● Information given:

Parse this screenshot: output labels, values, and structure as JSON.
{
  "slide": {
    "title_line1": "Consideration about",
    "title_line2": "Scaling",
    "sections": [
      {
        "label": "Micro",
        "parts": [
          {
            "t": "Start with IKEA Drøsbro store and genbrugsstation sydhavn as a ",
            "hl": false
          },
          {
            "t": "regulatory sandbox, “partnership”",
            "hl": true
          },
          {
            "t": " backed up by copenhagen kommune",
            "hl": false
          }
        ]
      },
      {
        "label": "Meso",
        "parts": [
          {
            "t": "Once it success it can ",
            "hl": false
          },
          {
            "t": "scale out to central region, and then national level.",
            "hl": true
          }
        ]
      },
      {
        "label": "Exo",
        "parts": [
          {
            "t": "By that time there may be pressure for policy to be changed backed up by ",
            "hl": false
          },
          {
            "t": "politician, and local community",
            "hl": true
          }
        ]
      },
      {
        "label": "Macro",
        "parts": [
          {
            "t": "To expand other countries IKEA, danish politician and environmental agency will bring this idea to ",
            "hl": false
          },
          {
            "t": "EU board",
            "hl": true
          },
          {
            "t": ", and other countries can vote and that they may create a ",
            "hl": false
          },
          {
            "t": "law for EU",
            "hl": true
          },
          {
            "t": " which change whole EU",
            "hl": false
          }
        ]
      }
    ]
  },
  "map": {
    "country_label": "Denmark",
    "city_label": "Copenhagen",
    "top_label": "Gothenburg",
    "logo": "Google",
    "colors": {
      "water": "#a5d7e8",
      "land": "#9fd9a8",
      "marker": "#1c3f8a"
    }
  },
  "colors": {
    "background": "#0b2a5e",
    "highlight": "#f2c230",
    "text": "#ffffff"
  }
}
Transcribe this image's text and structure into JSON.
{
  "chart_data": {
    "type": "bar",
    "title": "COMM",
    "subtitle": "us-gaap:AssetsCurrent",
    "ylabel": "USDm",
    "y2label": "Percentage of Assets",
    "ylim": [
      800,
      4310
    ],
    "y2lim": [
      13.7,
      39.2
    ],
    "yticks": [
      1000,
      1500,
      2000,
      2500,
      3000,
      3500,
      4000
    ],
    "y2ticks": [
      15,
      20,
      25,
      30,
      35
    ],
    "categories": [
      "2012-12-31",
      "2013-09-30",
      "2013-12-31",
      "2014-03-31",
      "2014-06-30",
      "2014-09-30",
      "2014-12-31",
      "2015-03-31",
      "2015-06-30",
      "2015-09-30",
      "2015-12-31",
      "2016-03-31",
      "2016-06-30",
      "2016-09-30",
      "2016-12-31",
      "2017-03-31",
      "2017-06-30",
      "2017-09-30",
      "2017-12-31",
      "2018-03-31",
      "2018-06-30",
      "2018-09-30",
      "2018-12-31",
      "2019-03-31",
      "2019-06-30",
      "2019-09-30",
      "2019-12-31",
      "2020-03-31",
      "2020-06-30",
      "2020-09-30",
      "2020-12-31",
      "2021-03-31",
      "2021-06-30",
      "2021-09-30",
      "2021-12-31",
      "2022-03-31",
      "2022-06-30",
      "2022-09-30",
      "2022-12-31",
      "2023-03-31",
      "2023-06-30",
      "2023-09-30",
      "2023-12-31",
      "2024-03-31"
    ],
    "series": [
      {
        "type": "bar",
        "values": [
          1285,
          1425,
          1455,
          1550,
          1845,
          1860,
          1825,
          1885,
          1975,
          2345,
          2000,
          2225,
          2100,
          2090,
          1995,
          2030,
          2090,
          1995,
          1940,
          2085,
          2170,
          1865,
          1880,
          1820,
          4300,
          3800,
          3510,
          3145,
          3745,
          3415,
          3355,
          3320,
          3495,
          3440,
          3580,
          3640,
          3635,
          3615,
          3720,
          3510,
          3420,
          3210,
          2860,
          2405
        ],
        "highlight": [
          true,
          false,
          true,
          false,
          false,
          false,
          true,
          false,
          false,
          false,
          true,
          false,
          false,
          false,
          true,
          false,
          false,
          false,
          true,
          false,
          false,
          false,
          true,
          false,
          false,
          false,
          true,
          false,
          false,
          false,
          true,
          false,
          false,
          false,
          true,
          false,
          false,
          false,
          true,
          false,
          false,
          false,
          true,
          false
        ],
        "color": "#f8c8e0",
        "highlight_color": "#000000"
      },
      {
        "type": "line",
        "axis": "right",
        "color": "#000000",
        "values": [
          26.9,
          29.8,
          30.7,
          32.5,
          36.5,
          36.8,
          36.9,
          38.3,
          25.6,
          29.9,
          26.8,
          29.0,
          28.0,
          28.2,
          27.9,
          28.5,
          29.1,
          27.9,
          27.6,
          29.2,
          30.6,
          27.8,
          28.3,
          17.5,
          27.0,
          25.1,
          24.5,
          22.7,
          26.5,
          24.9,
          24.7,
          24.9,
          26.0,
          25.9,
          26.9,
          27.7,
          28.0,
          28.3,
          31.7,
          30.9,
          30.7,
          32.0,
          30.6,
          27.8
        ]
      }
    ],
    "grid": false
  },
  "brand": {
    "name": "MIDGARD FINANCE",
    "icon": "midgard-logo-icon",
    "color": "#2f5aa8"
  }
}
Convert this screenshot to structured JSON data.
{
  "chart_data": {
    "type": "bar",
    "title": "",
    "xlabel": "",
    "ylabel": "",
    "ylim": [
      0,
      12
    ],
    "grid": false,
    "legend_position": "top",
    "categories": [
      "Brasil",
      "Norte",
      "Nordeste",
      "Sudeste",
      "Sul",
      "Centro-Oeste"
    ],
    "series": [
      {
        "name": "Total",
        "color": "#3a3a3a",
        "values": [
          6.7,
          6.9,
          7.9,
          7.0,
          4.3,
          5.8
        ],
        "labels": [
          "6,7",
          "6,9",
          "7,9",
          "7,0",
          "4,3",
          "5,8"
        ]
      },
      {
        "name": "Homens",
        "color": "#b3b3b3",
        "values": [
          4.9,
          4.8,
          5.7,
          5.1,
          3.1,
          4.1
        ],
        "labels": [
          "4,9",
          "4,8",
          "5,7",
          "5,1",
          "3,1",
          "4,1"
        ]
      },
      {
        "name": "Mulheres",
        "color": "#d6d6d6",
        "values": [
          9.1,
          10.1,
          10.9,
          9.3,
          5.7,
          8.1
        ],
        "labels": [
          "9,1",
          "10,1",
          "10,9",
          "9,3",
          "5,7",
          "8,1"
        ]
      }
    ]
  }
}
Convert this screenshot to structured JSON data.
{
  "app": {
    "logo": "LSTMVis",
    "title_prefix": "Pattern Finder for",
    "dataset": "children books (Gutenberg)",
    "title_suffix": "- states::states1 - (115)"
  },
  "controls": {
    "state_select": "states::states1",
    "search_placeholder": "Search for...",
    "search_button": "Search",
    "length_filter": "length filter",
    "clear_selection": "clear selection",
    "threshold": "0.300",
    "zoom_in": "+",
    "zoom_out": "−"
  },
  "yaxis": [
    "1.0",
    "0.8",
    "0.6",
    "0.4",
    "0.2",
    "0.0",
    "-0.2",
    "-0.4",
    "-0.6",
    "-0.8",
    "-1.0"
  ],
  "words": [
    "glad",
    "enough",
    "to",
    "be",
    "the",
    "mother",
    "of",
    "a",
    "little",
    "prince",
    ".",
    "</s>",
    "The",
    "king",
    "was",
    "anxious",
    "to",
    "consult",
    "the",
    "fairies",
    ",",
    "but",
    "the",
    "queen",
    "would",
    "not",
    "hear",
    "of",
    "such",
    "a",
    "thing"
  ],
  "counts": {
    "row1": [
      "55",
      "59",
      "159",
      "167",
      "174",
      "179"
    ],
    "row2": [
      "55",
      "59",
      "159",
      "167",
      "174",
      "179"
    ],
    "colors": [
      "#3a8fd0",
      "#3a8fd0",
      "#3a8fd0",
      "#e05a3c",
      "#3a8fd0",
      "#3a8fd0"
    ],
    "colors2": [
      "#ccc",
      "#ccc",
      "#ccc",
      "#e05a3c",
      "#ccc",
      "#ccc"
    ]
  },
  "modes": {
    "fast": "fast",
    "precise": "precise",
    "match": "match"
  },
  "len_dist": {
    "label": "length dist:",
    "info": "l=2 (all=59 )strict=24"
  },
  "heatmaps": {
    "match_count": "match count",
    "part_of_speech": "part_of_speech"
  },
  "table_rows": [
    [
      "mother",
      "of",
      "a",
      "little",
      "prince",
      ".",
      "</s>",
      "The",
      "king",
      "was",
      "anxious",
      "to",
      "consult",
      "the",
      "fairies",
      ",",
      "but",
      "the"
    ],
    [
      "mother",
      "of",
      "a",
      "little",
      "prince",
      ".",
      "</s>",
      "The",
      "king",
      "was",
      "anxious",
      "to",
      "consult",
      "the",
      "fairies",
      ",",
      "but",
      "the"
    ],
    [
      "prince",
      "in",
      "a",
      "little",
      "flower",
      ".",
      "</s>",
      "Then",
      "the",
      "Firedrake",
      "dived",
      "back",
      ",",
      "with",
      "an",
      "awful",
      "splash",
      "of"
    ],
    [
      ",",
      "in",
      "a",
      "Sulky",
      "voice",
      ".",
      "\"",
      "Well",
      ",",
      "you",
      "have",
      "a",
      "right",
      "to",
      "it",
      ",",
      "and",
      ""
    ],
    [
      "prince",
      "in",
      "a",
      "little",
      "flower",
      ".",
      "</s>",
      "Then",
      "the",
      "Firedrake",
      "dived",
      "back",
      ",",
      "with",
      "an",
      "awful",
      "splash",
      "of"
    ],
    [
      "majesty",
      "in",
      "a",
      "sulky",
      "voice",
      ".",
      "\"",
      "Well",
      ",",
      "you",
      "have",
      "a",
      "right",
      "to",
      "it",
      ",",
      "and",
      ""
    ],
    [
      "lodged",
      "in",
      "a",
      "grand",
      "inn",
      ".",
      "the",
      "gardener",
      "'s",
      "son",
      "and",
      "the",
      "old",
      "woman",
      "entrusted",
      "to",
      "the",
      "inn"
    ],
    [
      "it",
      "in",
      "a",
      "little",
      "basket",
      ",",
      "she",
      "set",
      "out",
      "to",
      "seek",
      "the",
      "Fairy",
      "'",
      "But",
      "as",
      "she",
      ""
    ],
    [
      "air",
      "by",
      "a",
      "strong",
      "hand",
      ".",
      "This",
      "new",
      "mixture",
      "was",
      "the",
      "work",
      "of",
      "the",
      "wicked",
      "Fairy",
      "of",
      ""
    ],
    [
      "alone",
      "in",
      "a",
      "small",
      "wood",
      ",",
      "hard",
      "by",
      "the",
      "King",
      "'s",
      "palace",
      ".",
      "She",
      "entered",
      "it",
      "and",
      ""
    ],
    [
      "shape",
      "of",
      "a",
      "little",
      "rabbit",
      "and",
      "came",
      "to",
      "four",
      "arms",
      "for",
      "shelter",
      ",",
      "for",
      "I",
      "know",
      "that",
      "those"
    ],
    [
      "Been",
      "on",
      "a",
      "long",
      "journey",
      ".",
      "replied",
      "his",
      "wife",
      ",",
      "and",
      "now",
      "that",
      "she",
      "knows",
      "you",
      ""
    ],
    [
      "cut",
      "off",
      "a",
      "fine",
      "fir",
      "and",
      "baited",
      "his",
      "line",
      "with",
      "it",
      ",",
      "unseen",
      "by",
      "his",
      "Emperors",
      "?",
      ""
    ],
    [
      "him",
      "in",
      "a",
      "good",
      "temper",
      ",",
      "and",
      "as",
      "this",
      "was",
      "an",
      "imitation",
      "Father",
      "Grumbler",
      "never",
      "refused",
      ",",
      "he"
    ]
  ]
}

● Work to be completed:
Across the data above, how many lines include the word "politician"? Give only the count.

● Complete response:
2